Reproduce each line of the listing exactly.

## Begin

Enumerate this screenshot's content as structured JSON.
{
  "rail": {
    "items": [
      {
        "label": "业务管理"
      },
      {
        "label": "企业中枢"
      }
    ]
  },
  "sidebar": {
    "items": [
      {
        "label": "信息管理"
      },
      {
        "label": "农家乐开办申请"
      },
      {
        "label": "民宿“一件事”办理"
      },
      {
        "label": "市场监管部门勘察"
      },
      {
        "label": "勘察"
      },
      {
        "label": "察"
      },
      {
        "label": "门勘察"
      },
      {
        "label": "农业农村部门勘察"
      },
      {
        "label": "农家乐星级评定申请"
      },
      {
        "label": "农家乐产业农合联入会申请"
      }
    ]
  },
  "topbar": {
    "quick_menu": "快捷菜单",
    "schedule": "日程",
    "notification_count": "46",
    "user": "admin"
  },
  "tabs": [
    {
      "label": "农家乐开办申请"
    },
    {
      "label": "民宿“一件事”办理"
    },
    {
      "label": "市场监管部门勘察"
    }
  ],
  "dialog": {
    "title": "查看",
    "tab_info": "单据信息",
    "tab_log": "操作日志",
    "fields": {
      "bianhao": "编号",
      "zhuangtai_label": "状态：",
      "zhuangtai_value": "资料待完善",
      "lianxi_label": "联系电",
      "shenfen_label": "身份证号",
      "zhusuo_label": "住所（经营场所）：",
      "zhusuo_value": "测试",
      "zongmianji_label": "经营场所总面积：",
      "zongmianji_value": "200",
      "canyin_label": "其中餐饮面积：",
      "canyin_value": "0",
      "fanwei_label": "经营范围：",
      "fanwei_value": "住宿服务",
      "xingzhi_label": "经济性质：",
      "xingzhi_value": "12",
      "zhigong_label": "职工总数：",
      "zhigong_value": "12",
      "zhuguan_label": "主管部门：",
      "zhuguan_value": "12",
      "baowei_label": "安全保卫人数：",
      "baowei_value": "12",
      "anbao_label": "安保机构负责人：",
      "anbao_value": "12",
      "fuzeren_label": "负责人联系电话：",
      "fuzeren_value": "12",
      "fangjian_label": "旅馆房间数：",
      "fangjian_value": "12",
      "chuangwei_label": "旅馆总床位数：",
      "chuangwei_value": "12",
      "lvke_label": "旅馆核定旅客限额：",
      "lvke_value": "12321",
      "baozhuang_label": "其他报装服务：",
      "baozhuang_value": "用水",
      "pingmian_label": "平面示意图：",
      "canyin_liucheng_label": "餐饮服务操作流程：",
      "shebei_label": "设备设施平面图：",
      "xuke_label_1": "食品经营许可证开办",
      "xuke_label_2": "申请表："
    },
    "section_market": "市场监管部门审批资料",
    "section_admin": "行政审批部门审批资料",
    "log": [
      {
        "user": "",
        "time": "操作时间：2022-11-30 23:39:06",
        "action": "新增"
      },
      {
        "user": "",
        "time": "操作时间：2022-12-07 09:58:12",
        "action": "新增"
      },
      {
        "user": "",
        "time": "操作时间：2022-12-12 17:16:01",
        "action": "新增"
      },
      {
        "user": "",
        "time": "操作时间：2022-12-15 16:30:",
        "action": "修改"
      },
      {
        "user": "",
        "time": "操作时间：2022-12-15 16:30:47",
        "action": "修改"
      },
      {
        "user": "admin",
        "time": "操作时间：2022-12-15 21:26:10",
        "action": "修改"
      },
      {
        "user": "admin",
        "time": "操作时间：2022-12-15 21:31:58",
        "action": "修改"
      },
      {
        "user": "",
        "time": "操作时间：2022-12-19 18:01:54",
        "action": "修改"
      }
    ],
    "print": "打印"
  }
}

## End

- Correct answer:
Enumerate this screenshot's content as structured JSON.
{
  "rail": {
    "items": [
      {
        "label": "业务管理"
      },
      {
        "label": "企业中枢"
      }
    ]
  },
  "sidebar": {
    "items": [
      {
        "label": "信息管理"
      },
      {
        "label": "农家乐开办申请"
      },
      {
        "label": "民宿“一件事”办理"
      },
      {
        "label": "市场监管部门勘察"
      },
      {
        "label": "勘察"
      },
      {
        "label": "察"
      },
      {
        "label": "门勘察"
      },
      {
        "label": "农业农村部门勘察"
      },
      {
        "label": "农家乐星级评定申请"
      },
      {
        "label": "农家乐产业农合联入会申请"
      }
    ]
  },
  "topbar": {
    "quick_menu": "快捷菜单",
    "schedule": "日程",
    "notification_count": "46",
    "user": "admin"
  },
  "tabs": [
    {
      "label": "农家乐开办申请"
    },
    {
      "label": "民宿“一件事”办理"
    },
    {
      "label": "市场监管部门勘察"
    }
  ],
  "dialog": {
    "title": "查看",
    "tab_info": "单据信息",
    "tab_log": "操作日志",
    "fields": {
      "bianhao": "编号",
      "zhuangtai_label": "状态：",
      "zhuangtai_value": "资料待完善",
      "lianxi_label": "联系电",
      "shenfen_label": "身份证号",
      "zhusuo_label": "住所（经营场所）：",
      "zhusuo_value": "测试",
      "zongmianji_label": "经营场所总面积：",
      "zongmianji_value": "200",
      "canyin_label": "其中餐饮面积：",
      "canyin_value": "0",
      "fanwei_label": "经营范围：",
      "fanwei_value": "住宿服务",
      "xingzhi_label": "经济性质：",
      "xingzhi_value": "12",
      "zhigong_label": "职工总数：",
      "zhigong_value": "12",
      "zhuguan_label": "主管部门：",
      "zhuguan_value": "12",
      "baowei_label": "安全保卫人数：",
      "baowei_value": "12",
      "anbao_label": "安保机构负责人：",
      "anbao_value": "12",
      "fuzeren_label": "负责人联系电话：",
      "fuzeren_value": "12",
      "fangjian_label": "旅馆房间数：",
      "fangjian_value": "12",
      "chuangwei_label": "旅馆总床位数：",
      "chuangwei_value": "12",
      "lvke_label": "旅馆核定旅客限额：",
      "lvke_value": "12321",
      "baozhuang_label": "其他报装服务：",
      "baozhuang_value": "用水",
      "pingmian_label": "平面示意图：",
      "canyin_liucheng_label": "餐饮服务操作流程：",
      "shebei_label": "设备设施平面图：",
      "xuke_label_1": "食品经营许可证开办",
      "xuke_label_2": "申请表："
    },
    "section_market": "市场监管部门审批资料",
    "section_admin": "行政审批部门审批资料",
    "log": [
      {
        "user": "",
        "time": "操作时间：2022-11-30 23:39:06",
        "action": "新增"
      },
      {
        "user": "",
        "time": "操作时间：2022-12-07 09:58:12",
        "action": "新增"
      },
      {
        "user": "",
        "time": "操作时间：2022-12-12 17:16:01",
        "action": "新增"
      },
      {
        "user": "",
        "time": "操作时间：2022-12-15 16:30:",
        "action": "修改"
      },
      {
        "user": "",
        "time": "操作时间：2022-12-15 16:30:47",
        "action": "修改"
      },
      {
        "user": "admin",
        "time": "操作时间：2022-12-15 21:26:10",
        "action": "修改"
      },
      {
        "user": "admin",
        "time": "操作时间：2022-12-15 21:31:58",
        "action": "修改"
      },
      {
        "user": "",
        "time": "操作时间：2022-12-19 18:01:54",
        "action": "修改"
      }
    ],
    "print": "打印"
  }
}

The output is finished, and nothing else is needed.